> [Stated problem] Quote every line of the material beneath this one.

> [Input material]
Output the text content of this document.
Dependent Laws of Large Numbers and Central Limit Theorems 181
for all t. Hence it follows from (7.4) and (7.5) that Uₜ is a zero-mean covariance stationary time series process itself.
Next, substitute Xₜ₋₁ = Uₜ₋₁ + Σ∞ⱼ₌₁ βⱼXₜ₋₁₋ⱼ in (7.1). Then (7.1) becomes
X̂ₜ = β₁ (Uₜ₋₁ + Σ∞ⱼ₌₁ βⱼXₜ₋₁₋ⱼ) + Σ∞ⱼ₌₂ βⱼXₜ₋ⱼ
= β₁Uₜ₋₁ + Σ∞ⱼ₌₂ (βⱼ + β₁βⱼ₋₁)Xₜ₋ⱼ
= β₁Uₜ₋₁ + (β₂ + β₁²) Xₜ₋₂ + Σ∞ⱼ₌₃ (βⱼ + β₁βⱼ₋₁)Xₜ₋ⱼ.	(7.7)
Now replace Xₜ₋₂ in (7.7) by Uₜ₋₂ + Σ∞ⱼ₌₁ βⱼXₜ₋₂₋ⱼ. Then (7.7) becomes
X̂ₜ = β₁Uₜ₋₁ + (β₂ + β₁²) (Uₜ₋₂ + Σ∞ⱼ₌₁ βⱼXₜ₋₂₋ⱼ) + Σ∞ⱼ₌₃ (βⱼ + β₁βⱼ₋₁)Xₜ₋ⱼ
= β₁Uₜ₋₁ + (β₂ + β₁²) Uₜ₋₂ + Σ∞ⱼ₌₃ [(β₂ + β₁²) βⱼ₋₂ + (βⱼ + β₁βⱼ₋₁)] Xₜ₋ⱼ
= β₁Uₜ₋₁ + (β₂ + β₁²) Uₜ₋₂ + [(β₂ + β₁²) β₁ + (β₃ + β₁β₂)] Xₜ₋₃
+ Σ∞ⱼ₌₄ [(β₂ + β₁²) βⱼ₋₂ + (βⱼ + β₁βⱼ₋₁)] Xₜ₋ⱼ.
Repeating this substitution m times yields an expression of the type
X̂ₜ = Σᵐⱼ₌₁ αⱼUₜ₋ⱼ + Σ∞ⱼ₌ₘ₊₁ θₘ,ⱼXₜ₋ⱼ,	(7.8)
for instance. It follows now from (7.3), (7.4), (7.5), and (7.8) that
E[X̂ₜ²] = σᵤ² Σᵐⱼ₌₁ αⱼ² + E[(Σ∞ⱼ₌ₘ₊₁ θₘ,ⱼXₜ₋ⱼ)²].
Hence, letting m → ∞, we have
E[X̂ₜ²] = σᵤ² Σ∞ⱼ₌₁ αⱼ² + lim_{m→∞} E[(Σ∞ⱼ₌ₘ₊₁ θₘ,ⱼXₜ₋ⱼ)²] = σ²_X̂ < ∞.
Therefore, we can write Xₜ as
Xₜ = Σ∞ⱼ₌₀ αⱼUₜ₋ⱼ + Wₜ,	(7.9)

> [Result of this exercise]
Output the text content of this document.
Dependent Laws of Large Numbers and Central Limit Theorems 181
for all t. Hence it follows from (7.4) and (7.5) that Uₜ is a zero-mean covariance stationary time series process itself.
Next, substitute Xₜ₋₁ = Uₜ₋₁ + Σ∞ⱼ₌₁ βⱼXₜ₋₁₋ⱼ in (7.1). Then (7.1) becomes
X̂ₜ = β₁ (Uₜ₋₁ + Σ∞ⱼ₌₁ βⱼXₜ₋₁₋ⱼ) + Σ∞ⱼ₌₂ βⱼXₜ₋ⱼ
= β₁Uₜ₋₁ + Σ∞ⱼ₌₂ (βⱼ + β₁βⱼ₋₁)Xₜ₋ⱼ
= β₁Uₜ₋₁ + (β₂ + β₁²) Xₜ₋₂ + Σ∞ⱼ₌₃ (βⱼ + β₁βⱼ₋₁)Xₜ₋ⱼ.	(7.7)
Now replace Xₜ₋₂ in (7.7) by Uₜ₋₂ + Σ∞ⱼ₌₁ βⱼXₜ₋₂₋ⱼ. Then (7.7) becomes
X̂ₜ = β₁Uₜ₋₁ + (β₂ + β₁²) (Uₜ₋₂ + Σ∞ⱼ₌₁ βⱼXₜ₋₂₋ⱼ) + Σ∞ⱼ₌₃ (βⱼ + β₁βⱼ₋₁)Xₜ₋ⱼ
= β₁Uₜ₋₁ + (β₂ + β₁²) Uₜ₋₂ + Σ∞ⱼ₌₃ [(β₂ + β₁²) βⱼ₋₂ + (βⱼ + β₁βⱼ₋₁)] Xₜ₋ⱼ
= β₁Uₜ₋₁ + (β₂ + β₁²) Uₜ₋₂ + [(β₂ + β₁²) β₁ + (β₃ + β₁β₂)] Xₜ₋₃
+ Σ∞ⱼ₌₄ [(β₂ + β₁²) βⱼ₋₂ + (βⱼ + β₁βⱼ₋₁)] Xₜ₋ⱼ.
Repeating this substitution m times yields an expression of the type
X̂ₜ = Σᵐⱼ₌₁ αⱼUₜ₋ⱼ + Σ∞ⱼ₌ₘ₊₁ θₘ,ⱼXₜ₋ⱼ,	(7.8)
for instance. It follows now from (7.3), (7.4), (7.5), and (7.8) that
E[X̂ₜ²] = σᵤ² Σᵐⱼ₌₁ αⱼ² + E[(Σ∞ⱼ₌ₘ₊₁ θₘ,ⱼXₜ₋ⱼ)²].
Hence, letting m → ∞, we have
E[X̂ₜ²] = σᵤ² Σ∞ⱼ₌₁ αⱼ² + lim_{m→∞} E[(Σ∞ⱼ₌ₘ₊₁ θₘ,ⱼXₜ₋ⱼ)²] = σ²_X̂ < ∞.
Therefore, we can write Xₜ as
Xₜ = Σ∞ⱼ₌₀ αⱼUₜ₋ⱼ + Wₜ,	(7.9)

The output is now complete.